* _Description of the task_:
Reproduce exactly the lines from the one containing "Convert this screenshot" through the last line of the records below, both included, and nothing else.

* _Raw records_:
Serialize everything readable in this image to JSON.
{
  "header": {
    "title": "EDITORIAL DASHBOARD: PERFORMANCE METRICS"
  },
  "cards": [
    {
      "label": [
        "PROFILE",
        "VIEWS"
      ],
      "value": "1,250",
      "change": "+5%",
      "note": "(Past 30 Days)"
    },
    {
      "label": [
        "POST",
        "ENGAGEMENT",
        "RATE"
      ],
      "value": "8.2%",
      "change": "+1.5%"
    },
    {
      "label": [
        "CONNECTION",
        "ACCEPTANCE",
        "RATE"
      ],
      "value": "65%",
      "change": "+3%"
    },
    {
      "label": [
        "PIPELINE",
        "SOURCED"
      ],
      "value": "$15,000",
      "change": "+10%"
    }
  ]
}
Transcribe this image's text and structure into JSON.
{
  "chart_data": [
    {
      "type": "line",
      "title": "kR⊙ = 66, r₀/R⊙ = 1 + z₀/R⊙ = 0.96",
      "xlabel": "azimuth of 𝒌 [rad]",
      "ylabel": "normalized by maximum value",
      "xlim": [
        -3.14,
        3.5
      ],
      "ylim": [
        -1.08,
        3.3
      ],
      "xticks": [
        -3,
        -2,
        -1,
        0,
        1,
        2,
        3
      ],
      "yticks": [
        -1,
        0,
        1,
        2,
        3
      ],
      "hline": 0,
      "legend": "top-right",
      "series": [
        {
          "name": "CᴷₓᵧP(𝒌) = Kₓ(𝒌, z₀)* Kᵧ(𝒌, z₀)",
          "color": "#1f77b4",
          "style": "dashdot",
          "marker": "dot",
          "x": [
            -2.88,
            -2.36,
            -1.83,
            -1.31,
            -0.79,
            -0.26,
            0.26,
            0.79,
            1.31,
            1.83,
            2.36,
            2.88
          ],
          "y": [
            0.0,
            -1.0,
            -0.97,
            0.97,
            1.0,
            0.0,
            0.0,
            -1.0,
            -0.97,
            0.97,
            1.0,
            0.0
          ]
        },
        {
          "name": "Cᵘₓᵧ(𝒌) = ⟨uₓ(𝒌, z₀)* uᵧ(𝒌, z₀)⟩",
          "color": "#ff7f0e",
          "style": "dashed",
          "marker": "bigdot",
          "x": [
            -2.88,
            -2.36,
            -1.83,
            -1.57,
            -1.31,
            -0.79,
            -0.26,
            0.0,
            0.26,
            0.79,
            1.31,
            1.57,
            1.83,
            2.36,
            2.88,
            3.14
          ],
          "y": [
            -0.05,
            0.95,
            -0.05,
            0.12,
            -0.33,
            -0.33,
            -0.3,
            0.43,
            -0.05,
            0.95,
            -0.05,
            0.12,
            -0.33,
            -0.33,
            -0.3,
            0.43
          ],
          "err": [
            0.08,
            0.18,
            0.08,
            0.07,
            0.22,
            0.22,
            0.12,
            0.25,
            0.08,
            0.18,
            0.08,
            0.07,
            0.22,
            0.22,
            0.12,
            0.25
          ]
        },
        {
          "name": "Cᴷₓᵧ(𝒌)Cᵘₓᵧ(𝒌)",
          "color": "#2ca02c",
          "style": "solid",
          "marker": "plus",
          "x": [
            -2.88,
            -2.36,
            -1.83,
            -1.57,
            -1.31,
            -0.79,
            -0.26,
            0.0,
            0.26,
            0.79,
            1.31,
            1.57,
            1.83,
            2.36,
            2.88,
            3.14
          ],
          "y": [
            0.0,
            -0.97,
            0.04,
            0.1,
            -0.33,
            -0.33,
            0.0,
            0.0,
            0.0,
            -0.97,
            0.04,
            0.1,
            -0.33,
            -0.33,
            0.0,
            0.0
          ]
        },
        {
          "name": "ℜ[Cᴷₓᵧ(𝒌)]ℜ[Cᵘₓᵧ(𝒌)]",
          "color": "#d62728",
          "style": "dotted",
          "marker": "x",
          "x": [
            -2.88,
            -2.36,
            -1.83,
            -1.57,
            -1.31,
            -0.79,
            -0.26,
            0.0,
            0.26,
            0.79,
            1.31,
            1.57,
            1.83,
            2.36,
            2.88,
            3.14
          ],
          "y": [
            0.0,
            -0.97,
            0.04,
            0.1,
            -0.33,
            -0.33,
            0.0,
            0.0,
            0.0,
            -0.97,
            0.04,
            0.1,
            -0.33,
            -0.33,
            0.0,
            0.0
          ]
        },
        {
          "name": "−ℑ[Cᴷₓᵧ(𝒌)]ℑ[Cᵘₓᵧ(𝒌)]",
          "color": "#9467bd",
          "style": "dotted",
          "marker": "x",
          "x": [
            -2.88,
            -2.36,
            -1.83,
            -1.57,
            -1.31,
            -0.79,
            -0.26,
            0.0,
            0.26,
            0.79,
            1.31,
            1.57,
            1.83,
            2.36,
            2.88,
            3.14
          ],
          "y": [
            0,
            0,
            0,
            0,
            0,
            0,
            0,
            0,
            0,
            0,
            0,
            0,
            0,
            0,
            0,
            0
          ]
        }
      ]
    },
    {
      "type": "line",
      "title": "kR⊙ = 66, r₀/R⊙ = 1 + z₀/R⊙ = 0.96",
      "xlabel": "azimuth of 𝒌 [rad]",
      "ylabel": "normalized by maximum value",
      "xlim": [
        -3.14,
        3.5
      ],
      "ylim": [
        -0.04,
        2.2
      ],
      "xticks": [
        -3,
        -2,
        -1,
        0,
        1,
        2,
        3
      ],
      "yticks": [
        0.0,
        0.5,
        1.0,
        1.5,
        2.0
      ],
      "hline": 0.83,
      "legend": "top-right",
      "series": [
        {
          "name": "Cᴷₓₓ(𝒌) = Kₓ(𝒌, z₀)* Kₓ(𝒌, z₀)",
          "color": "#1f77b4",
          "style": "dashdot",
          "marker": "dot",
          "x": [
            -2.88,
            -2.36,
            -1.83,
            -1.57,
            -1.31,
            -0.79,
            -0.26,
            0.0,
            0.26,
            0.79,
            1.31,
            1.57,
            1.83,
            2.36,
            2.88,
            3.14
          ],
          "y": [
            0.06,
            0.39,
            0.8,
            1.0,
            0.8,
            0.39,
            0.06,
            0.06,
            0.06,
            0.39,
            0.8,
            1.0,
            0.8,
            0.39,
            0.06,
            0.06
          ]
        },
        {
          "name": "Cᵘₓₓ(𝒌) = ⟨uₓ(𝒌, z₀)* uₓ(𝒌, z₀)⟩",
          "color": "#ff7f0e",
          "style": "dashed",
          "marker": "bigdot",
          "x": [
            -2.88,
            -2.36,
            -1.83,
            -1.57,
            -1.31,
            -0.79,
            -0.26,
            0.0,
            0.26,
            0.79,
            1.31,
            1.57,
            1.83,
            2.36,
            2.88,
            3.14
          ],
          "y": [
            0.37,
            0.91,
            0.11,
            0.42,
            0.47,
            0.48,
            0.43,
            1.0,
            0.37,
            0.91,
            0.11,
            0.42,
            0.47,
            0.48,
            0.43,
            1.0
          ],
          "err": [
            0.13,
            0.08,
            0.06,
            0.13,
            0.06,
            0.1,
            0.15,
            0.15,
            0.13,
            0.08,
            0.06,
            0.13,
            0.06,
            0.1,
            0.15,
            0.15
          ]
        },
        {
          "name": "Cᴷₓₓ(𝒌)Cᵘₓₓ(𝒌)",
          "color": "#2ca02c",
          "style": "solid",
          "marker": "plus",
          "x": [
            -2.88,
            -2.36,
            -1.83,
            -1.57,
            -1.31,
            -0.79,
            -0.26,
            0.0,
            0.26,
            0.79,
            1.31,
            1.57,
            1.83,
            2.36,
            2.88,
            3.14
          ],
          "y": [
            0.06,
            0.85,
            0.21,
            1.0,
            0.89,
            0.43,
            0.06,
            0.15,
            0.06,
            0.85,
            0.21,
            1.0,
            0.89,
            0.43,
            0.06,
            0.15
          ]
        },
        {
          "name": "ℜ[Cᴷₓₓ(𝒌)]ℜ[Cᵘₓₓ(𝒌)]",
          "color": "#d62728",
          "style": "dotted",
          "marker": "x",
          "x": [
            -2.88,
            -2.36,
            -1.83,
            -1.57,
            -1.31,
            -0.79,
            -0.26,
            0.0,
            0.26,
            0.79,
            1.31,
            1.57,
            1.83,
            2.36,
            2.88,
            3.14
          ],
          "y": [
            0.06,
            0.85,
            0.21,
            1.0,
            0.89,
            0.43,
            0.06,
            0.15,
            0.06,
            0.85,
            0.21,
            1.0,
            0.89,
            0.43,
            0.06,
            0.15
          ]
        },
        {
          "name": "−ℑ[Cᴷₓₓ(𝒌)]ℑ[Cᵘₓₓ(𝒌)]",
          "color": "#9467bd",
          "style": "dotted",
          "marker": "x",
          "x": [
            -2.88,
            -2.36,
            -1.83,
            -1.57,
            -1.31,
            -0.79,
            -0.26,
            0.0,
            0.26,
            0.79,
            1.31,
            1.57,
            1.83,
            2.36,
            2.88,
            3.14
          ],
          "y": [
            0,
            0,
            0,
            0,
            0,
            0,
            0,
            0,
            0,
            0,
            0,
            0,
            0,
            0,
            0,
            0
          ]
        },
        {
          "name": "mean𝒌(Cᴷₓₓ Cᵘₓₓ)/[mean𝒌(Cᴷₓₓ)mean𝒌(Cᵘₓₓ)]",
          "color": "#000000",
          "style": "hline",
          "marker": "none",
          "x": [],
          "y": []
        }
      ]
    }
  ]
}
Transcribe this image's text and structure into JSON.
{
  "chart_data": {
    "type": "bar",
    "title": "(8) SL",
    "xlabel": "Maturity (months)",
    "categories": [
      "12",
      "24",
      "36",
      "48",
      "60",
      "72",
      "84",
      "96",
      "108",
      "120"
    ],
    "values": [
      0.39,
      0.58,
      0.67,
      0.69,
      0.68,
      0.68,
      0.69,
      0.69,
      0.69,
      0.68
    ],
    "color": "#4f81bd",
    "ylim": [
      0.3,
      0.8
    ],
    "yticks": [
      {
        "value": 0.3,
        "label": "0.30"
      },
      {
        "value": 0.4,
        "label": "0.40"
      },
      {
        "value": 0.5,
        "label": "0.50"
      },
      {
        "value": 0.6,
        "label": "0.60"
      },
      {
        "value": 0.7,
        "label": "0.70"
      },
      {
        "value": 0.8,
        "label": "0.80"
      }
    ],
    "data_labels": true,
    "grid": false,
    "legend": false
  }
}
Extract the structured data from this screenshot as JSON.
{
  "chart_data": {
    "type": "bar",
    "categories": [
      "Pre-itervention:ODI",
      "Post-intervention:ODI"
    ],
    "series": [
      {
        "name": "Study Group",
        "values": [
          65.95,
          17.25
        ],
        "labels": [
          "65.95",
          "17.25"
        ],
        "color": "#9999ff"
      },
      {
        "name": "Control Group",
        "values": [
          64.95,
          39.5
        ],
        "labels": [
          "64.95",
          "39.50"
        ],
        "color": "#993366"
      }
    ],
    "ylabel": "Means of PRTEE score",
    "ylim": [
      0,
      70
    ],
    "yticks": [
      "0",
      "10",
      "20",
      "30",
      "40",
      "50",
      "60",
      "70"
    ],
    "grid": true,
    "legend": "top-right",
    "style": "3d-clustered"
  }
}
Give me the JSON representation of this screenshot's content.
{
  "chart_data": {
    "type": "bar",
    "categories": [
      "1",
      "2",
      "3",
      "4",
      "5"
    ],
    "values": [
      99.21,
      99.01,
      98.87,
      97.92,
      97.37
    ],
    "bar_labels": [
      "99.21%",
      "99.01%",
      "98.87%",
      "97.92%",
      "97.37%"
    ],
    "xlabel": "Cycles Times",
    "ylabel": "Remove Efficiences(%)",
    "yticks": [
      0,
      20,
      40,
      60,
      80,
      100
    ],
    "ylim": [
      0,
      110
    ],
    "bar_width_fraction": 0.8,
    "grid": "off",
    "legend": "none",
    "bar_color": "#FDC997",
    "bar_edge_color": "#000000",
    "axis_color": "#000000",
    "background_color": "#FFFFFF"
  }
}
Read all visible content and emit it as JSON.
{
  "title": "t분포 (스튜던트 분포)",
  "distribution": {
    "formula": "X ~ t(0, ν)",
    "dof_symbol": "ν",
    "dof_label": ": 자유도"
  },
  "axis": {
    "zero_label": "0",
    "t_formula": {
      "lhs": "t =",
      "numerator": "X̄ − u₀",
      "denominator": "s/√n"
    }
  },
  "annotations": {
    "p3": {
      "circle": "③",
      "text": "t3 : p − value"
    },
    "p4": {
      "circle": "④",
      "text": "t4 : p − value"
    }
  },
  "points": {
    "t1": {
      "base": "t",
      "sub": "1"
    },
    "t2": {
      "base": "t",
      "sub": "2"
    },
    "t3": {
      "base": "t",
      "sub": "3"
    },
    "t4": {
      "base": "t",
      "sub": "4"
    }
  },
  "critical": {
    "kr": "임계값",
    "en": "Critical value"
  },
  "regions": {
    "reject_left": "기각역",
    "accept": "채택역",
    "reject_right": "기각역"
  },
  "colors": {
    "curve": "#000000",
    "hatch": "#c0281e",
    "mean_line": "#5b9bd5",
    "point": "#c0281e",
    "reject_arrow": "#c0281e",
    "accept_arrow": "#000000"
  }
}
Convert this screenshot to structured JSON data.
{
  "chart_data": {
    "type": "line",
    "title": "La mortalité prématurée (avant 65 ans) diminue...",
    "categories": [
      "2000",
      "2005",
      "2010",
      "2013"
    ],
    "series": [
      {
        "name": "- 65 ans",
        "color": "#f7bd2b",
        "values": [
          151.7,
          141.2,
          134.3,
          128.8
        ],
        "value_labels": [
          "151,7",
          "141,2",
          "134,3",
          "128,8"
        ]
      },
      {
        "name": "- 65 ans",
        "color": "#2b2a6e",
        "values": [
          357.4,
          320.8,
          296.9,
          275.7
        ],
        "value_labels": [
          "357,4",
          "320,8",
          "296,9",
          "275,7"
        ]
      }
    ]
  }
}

* _The answer_:
Convert this screenshot to structured JSON data.
{
  "chart_data": {
    "type": "line",
    "title": "La mortalité prématurée (avant 65 ans) diminue...",
    "categories": [
      "2000",
      "2005",
      "2010",
      "2013"
    ],
    "series": [
      {
        "name": "- 65 ans",
        "color": "#f7bd2b",
        "values": [
          151.7,
          141.2,
          134.3,
          128.8
        ],
        "value_labels": [
          "151,7",
          "141,2",
          "134,3",
          "128,8"
        ]
      },
      {
        "name": "- 65 ans",
        "color": "#2b2a6e",
        "values": [
          357.4,
          320.8,
          296.9,
          275.7
        ],
        "value_labels": [
          "357,4",
          "320,8",
          "296,9",
          "275,7"
        ]
      }
    ]
  }
}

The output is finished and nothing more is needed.